Task requirements
Where does the string "title" appear in the records? Copy every line that contains it.

Raw data

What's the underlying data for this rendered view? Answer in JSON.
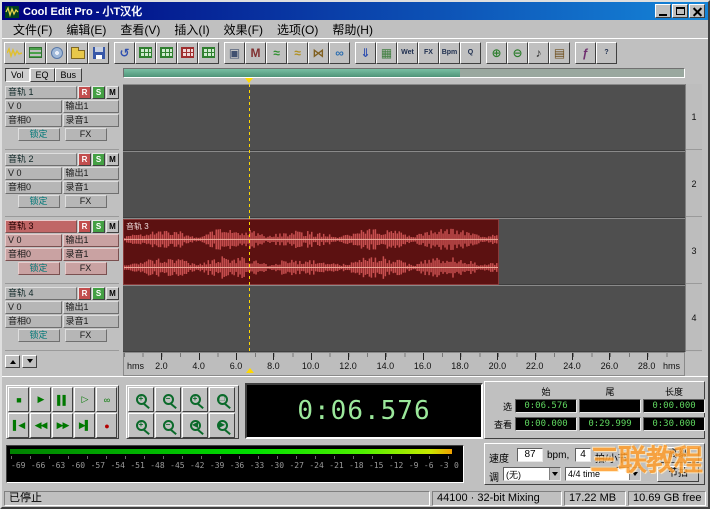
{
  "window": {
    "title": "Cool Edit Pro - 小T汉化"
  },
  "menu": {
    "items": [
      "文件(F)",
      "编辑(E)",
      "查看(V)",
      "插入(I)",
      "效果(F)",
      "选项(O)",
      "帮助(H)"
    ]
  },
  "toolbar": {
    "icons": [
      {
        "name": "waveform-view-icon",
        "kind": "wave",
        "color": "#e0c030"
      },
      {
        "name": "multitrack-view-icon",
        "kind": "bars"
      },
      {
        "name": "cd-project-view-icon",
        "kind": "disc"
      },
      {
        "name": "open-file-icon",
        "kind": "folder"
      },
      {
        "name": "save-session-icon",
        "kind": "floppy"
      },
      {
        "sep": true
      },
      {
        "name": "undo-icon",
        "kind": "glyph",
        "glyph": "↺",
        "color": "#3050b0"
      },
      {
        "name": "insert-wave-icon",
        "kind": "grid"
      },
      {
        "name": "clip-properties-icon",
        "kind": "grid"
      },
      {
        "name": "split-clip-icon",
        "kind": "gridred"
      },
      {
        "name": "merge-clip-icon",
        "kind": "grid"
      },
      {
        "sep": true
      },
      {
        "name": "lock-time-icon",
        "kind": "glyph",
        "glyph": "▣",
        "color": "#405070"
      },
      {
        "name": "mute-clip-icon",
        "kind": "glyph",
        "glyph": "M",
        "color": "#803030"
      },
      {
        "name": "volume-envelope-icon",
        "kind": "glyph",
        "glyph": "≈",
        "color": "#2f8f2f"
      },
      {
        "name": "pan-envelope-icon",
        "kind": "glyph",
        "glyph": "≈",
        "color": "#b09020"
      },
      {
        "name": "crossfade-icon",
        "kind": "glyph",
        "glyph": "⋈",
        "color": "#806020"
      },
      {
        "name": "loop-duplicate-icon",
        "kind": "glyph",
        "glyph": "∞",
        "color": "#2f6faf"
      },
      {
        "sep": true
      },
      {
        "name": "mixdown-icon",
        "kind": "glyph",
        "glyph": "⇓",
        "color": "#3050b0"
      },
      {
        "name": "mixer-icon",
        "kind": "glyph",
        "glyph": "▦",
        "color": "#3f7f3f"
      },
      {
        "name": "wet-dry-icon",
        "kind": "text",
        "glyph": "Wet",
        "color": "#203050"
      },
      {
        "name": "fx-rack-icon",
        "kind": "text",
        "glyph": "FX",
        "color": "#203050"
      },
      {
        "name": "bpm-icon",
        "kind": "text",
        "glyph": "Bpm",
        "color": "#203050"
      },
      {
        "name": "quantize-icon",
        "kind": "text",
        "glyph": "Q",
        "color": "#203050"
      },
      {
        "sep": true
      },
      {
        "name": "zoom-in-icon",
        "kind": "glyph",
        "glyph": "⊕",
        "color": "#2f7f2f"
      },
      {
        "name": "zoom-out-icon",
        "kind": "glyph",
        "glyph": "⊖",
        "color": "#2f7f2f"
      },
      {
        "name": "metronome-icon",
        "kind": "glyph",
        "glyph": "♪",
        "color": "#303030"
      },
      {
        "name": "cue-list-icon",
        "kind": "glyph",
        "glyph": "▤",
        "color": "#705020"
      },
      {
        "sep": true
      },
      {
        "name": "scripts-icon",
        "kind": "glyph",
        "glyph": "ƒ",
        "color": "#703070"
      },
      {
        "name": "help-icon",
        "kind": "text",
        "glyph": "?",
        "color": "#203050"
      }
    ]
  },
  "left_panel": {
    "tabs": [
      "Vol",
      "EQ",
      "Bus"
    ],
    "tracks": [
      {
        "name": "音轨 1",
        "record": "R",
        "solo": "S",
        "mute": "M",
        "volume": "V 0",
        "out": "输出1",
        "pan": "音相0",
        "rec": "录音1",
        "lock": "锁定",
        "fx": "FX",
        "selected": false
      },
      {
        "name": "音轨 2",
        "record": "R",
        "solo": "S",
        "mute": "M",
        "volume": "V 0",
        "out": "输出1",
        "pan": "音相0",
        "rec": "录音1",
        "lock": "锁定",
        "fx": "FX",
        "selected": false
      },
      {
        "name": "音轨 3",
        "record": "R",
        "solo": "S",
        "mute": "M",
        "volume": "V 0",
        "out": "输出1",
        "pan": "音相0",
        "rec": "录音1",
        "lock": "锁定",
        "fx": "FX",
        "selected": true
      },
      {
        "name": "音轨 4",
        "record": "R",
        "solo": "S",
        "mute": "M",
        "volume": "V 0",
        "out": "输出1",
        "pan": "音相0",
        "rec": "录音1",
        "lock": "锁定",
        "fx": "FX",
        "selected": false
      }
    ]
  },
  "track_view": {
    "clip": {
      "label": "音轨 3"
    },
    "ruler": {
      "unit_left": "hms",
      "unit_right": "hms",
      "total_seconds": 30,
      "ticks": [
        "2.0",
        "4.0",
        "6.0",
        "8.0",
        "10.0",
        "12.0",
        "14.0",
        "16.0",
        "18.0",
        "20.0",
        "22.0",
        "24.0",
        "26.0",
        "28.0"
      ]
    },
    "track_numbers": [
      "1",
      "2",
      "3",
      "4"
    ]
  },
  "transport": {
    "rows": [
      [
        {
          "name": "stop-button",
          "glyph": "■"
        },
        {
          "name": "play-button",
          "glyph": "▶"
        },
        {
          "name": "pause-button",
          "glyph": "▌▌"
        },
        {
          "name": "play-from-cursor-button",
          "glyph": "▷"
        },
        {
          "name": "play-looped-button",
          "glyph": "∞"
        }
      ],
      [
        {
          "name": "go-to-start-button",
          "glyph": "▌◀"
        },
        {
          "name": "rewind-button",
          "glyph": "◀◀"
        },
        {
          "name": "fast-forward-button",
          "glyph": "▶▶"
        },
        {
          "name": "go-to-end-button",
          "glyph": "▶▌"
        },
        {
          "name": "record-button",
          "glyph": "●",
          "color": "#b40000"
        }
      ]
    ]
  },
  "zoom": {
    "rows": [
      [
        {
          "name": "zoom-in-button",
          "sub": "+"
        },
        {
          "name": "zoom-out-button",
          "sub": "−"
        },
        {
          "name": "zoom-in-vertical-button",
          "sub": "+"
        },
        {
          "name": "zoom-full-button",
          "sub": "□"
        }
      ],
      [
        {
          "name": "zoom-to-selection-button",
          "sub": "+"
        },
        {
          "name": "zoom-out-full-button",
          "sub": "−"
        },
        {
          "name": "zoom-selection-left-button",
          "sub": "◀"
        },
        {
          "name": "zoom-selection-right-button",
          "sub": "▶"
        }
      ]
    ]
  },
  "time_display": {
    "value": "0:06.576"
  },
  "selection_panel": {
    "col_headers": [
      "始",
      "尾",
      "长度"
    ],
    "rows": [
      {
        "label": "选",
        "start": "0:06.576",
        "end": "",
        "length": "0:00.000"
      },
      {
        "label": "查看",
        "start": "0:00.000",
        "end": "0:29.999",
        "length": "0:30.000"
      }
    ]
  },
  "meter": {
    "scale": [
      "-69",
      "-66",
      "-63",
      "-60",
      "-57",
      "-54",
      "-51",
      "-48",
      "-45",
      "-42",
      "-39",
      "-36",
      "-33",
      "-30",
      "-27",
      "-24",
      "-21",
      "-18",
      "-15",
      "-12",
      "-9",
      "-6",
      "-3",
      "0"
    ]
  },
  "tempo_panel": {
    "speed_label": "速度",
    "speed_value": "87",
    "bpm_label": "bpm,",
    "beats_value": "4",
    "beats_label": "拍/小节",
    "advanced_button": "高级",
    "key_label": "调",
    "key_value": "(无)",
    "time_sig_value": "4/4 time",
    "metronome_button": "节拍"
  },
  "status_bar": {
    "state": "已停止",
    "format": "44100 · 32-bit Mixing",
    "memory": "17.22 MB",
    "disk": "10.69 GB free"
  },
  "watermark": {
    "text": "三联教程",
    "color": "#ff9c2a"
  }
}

...

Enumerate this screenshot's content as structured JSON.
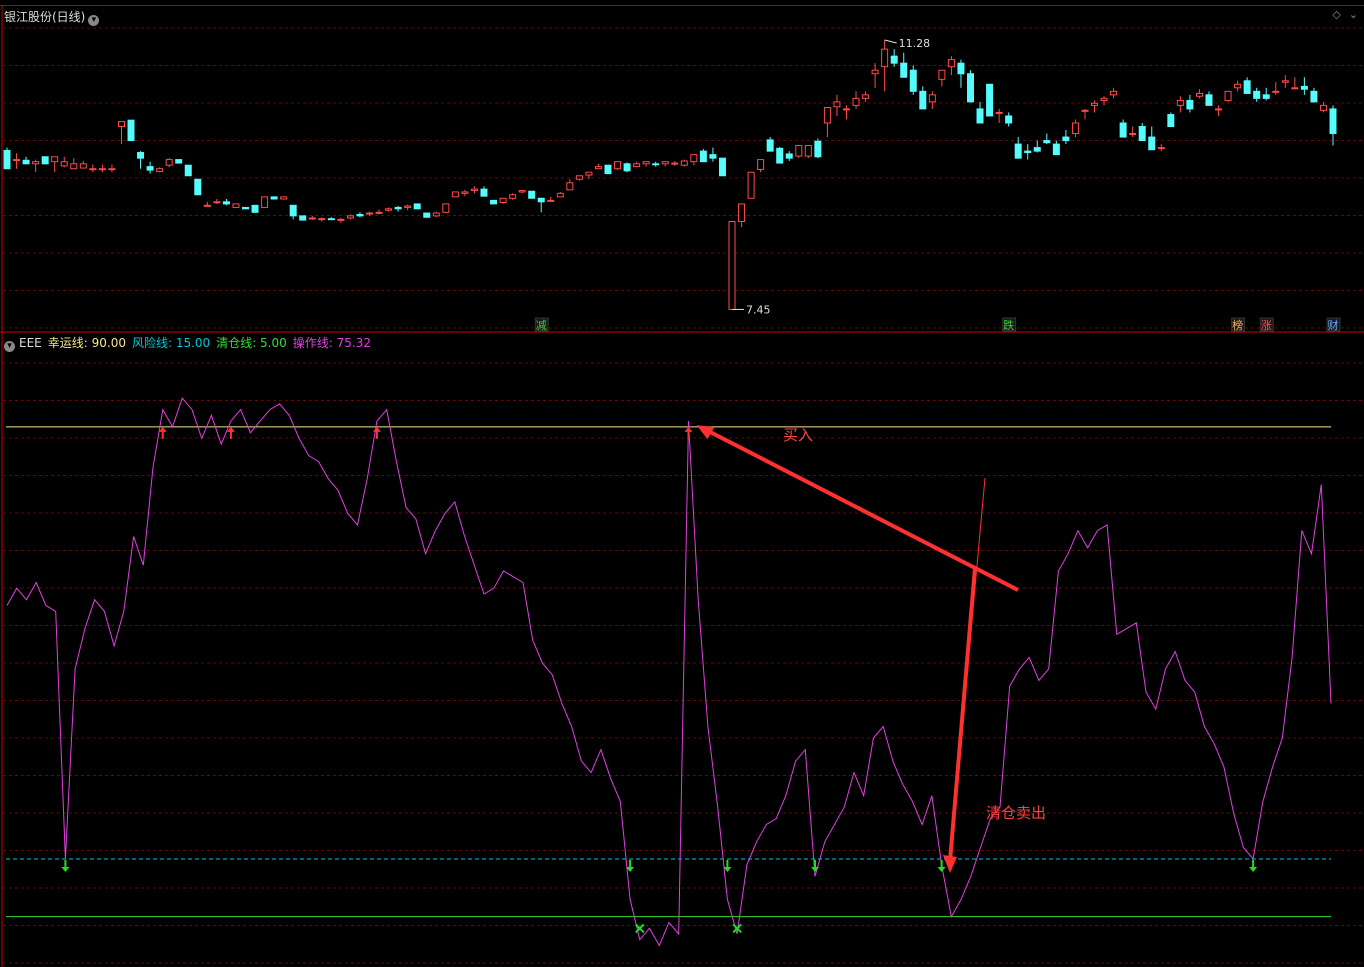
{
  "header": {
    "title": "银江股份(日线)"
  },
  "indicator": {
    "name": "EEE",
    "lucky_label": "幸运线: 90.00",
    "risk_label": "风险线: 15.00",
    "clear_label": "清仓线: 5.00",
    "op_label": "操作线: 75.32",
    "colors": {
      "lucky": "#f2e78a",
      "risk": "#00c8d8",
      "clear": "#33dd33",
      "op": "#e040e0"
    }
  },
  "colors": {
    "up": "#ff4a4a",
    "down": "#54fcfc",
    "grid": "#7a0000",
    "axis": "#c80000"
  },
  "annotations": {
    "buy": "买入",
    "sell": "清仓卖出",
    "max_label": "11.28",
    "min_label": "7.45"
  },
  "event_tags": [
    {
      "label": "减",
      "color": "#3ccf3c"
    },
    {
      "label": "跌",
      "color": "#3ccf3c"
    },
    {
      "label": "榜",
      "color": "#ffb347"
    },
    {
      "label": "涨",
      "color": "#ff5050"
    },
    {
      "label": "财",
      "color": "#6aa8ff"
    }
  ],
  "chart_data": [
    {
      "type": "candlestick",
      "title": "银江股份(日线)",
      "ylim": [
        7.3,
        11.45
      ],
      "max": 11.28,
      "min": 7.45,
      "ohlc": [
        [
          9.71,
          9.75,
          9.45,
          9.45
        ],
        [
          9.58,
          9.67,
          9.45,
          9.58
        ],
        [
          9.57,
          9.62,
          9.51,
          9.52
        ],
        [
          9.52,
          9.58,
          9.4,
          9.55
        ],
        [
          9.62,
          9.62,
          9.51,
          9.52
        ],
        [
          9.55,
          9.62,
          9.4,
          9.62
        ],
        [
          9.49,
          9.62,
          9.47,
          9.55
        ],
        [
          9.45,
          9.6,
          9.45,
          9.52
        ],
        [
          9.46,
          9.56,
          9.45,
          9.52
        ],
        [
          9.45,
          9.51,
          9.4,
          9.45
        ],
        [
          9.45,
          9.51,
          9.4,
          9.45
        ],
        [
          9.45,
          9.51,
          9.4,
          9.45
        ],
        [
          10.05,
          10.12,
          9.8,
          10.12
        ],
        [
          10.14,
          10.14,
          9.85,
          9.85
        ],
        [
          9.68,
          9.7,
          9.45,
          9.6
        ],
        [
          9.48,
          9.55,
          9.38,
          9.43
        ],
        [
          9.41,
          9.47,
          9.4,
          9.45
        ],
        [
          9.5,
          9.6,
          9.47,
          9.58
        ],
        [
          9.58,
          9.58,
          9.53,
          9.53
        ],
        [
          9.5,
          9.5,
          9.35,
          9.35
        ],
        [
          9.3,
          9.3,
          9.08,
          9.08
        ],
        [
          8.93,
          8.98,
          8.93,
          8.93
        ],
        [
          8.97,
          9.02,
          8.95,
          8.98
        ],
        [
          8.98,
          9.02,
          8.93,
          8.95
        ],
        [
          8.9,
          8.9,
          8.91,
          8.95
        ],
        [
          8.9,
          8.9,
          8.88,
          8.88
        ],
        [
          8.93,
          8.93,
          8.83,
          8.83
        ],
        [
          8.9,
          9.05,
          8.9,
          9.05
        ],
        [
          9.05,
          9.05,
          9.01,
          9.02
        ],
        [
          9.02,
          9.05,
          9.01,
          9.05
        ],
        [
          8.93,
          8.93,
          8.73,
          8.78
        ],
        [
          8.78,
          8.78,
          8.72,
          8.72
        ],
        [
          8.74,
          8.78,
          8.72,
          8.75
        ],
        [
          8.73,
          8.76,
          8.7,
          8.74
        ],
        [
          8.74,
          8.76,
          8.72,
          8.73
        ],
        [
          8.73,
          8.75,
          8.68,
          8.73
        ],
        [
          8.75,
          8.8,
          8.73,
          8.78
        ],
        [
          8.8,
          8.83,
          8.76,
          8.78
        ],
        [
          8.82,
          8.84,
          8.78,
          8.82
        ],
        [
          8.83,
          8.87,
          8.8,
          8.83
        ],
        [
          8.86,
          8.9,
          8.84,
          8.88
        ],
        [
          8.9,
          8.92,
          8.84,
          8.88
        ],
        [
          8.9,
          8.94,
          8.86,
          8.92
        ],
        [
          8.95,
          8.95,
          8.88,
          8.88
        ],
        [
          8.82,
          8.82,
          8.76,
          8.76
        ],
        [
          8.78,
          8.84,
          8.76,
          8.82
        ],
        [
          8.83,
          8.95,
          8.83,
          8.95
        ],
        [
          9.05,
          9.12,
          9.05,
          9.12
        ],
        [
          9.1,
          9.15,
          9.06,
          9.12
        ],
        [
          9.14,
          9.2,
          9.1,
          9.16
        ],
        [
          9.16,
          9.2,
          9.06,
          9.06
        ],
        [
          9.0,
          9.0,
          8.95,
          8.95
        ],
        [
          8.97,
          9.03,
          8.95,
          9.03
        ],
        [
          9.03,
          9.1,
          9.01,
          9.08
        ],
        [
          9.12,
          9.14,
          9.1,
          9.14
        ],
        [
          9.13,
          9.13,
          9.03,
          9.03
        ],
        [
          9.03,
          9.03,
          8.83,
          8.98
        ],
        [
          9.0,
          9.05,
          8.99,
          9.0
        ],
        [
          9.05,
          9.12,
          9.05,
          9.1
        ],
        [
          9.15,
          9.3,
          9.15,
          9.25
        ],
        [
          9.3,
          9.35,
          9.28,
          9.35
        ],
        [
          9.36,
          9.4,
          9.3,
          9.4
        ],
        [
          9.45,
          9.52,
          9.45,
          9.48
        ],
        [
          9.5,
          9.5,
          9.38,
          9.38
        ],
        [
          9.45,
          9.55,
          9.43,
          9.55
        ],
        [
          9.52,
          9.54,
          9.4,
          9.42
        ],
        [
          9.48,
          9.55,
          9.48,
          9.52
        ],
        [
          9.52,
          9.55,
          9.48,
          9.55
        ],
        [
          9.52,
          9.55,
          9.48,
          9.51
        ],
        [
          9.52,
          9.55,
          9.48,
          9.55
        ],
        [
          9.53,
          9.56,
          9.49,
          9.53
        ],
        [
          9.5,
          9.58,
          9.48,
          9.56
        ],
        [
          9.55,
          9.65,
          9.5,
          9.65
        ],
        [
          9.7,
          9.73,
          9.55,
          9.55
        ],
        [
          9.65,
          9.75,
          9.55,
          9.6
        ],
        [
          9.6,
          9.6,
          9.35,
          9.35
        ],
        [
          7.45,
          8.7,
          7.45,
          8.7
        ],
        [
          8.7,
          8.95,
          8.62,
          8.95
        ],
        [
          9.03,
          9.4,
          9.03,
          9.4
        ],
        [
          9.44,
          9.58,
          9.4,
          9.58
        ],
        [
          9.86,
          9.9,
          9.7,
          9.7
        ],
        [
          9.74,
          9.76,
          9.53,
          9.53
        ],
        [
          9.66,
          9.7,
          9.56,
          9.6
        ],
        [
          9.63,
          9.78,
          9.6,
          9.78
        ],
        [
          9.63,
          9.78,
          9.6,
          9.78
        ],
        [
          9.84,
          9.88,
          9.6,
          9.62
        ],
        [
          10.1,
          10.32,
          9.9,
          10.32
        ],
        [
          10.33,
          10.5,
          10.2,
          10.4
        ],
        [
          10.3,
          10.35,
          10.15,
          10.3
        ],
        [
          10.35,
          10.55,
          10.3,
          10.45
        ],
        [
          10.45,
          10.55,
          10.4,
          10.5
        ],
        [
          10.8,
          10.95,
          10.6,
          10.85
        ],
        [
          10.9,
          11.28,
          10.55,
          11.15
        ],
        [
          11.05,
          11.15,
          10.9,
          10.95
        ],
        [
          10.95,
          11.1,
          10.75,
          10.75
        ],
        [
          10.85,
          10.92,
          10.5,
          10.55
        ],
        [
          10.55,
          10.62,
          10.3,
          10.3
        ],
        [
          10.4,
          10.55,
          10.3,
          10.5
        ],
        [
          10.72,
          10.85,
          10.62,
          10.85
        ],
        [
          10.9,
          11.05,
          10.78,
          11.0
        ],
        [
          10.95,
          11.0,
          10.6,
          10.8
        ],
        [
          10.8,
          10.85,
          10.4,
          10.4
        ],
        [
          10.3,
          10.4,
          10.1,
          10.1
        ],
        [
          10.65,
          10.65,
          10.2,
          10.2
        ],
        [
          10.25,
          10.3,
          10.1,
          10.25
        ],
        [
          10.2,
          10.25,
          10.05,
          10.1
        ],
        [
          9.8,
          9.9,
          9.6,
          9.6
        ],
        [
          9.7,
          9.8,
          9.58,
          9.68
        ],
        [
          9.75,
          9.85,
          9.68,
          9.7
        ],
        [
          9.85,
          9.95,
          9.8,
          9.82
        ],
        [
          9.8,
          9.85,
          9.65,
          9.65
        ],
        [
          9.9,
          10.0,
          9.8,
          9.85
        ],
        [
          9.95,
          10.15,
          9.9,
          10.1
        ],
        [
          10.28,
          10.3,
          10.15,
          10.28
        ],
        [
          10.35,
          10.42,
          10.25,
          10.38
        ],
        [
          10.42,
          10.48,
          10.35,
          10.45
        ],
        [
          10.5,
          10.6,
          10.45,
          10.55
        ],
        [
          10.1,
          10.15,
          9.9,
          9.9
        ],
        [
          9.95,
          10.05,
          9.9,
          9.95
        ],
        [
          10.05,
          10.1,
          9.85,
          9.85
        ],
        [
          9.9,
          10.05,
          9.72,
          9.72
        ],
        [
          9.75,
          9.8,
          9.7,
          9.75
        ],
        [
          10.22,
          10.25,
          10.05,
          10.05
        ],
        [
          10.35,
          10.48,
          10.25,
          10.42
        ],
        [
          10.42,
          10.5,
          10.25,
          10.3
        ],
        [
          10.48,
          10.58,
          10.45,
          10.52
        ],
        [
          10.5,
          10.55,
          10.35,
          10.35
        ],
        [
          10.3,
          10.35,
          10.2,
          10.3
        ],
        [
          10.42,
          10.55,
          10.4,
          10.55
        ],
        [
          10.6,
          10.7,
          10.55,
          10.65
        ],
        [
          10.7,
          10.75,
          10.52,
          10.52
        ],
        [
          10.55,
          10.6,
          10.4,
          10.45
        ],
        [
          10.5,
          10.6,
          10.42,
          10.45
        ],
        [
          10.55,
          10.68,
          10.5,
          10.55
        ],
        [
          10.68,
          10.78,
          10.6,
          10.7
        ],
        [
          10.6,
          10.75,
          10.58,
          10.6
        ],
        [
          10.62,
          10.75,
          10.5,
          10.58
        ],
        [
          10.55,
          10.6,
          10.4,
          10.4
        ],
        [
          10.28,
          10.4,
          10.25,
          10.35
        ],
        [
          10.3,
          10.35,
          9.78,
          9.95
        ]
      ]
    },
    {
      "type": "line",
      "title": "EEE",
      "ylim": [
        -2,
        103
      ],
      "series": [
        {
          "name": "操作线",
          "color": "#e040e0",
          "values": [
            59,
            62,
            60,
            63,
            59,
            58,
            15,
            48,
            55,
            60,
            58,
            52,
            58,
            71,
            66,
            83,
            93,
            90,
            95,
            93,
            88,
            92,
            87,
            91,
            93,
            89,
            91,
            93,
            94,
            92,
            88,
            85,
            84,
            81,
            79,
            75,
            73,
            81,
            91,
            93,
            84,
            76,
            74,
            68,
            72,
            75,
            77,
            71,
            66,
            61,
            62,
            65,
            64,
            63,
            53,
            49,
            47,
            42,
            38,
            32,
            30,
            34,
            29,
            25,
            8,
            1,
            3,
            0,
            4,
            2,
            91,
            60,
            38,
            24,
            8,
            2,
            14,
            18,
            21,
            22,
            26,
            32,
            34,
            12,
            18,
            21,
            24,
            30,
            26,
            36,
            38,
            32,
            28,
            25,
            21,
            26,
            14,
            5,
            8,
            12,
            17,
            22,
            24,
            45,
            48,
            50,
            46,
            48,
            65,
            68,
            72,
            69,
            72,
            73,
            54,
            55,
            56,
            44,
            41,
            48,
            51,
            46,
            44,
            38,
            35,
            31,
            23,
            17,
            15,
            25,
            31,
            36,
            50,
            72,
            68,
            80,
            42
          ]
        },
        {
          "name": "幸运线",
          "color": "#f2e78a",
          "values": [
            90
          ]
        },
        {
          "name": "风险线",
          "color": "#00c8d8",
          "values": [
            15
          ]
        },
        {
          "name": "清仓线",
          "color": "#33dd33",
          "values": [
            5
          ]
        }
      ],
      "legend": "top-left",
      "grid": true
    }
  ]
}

Final answer
    "title": "Cool Edit Pro - 小T汉化"
    "title": "银江股份(日线)"
      "title": "银江股份(日线)",
      "title": "EEE",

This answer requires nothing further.